Go over the entries below line by line, copying each one that contains the word "icon".
** Start **
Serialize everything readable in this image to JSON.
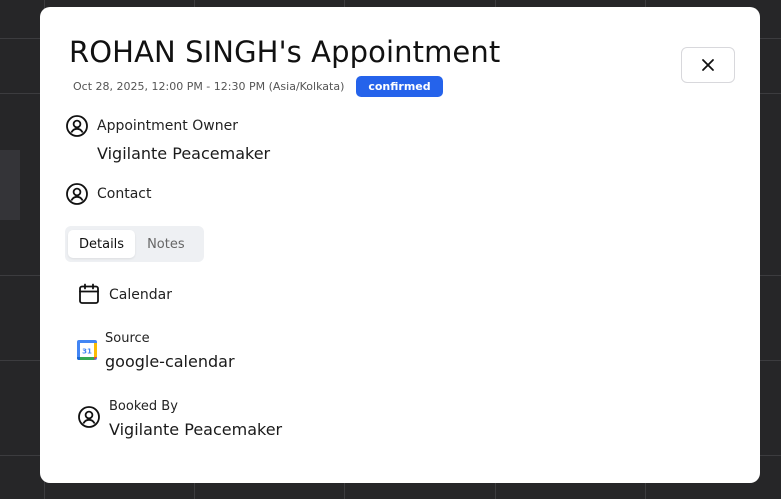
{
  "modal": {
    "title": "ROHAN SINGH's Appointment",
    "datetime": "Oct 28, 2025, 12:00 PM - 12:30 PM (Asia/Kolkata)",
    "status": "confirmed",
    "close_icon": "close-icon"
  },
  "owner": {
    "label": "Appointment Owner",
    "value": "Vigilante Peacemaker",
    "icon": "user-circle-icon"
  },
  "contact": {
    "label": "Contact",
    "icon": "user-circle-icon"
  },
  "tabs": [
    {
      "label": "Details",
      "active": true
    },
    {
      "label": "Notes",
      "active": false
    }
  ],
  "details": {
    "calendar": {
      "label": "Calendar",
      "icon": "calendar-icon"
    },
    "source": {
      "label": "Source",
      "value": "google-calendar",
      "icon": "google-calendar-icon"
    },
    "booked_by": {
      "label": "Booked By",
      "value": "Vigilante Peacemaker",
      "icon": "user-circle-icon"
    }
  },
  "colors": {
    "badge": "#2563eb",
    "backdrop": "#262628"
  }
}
** End **
** Start **
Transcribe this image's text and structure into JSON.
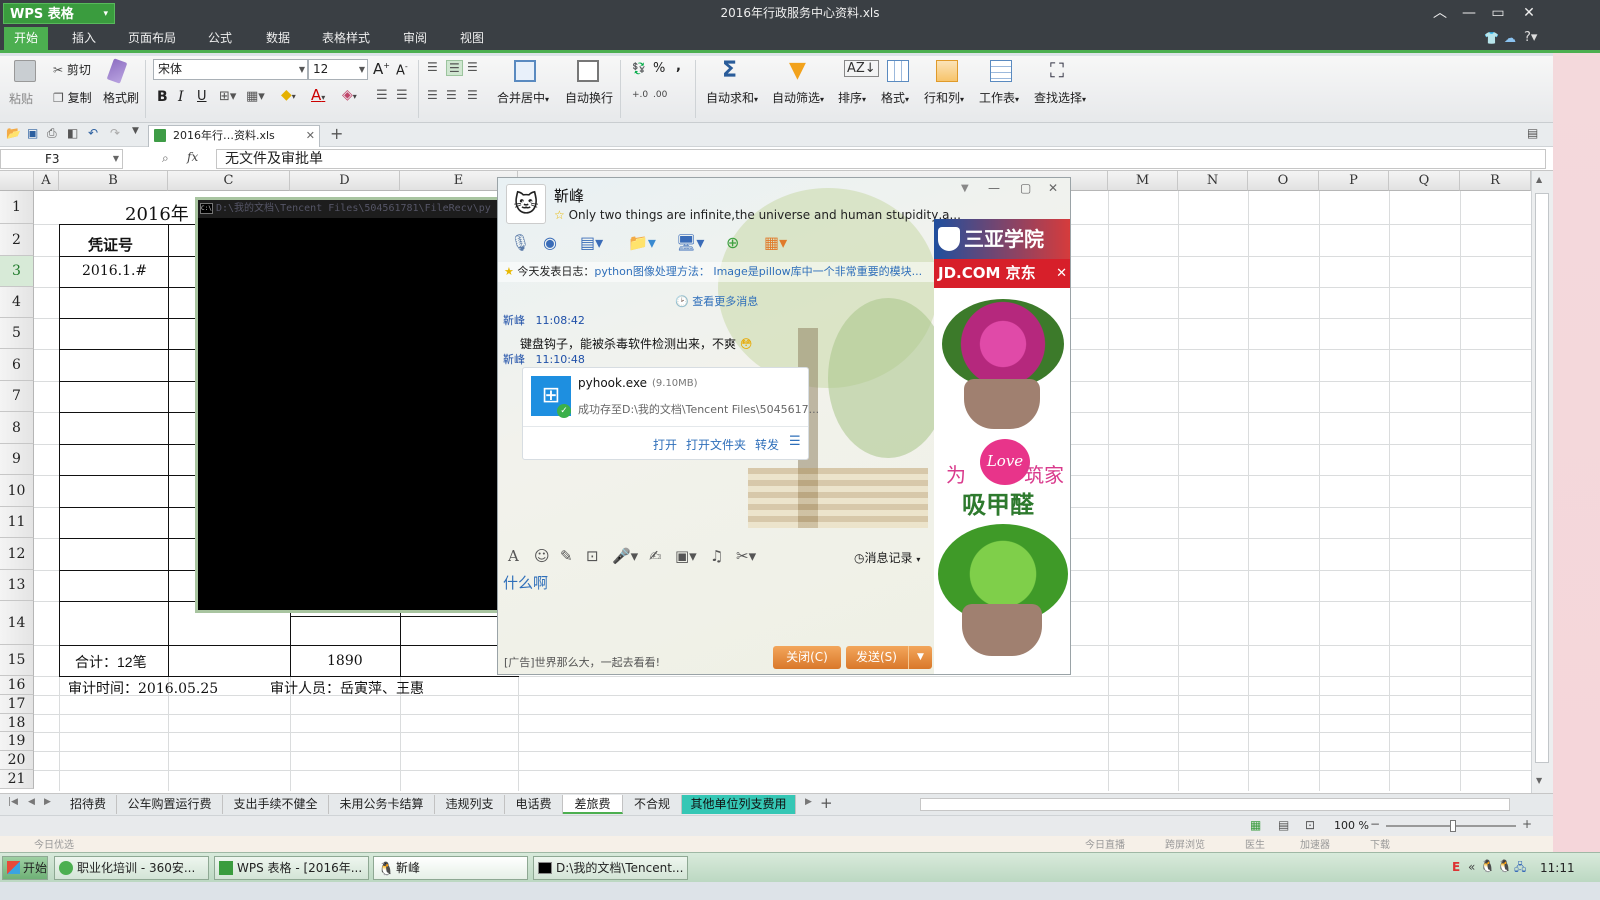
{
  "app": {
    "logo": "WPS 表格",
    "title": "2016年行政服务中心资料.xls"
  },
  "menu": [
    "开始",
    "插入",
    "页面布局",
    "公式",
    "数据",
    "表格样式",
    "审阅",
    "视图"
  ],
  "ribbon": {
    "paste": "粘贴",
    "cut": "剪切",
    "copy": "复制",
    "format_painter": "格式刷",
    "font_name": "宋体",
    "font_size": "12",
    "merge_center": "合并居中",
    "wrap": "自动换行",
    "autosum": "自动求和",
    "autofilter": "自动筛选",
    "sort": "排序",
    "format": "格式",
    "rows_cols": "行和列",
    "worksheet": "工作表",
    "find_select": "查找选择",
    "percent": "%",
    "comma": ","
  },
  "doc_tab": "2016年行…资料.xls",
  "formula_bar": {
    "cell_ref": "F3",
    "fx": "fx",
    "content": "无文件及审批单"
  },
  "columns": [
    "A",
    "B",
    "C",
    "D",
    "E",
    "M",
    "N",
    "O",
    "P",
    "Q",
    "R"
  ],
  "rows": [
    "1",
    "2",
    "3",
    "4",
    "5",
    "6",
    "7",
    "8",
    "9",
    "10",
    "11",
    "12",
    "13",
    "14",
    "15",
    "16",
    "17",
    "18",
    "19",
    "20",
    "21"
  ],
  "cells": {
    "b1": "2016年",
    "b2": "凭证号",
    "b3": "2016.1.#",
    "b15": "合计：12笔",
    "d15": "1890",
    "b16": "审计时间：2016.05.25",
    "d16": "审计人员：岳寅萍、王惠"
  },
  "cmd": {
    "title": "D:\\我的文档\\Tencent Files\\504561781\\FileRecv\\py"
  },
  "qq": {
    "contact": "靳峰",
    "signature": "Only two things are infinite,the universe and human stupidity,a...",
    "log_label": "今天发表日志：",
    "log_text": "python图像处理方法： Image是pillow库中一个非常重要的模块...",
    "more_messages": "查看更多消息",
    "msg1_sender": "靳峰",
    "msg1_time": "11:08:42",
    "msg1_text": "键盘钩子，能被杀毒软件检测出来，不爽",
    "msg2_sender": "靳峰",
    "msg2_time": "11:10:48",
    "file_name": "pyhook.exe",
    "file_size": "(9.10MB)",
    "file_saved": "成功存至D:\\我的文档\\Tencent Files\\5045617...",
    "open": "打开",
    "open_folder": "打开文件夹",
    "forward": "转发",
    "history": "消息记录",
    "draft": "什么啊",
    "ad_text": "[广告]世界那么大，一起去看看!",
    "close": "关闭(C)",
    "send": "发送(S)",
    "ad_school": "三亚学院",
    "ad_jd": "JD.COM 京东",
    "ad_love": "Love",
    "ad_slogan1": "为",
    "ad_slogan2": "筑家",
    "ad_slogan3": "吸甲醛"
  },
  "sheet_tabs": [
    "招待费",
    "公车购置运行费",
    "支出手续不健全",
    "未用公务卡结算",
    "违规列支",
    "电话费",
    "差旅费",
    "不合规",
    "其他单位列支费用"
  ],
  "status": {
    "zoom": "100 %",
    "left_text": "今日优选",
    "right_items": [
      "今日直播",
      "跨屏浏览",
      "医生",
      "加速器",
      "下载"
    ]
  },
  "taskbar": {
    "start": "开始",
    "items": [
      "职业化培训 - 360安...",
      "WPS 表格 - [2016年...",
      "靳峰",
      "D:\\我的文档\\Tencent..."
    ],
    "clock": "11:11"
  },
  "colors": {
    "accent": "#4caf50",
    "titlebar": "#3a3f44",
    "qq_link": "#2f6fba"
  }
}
** End **
• **Output below**:
    "close_icon": "close-icon"
    "icon": "user-circle-icon"
    "icon": "user-circle-icon"
      "icon": "calendar-icon"
      "icon": "google-calendar-icon"
      "icon": "user-circle-icon"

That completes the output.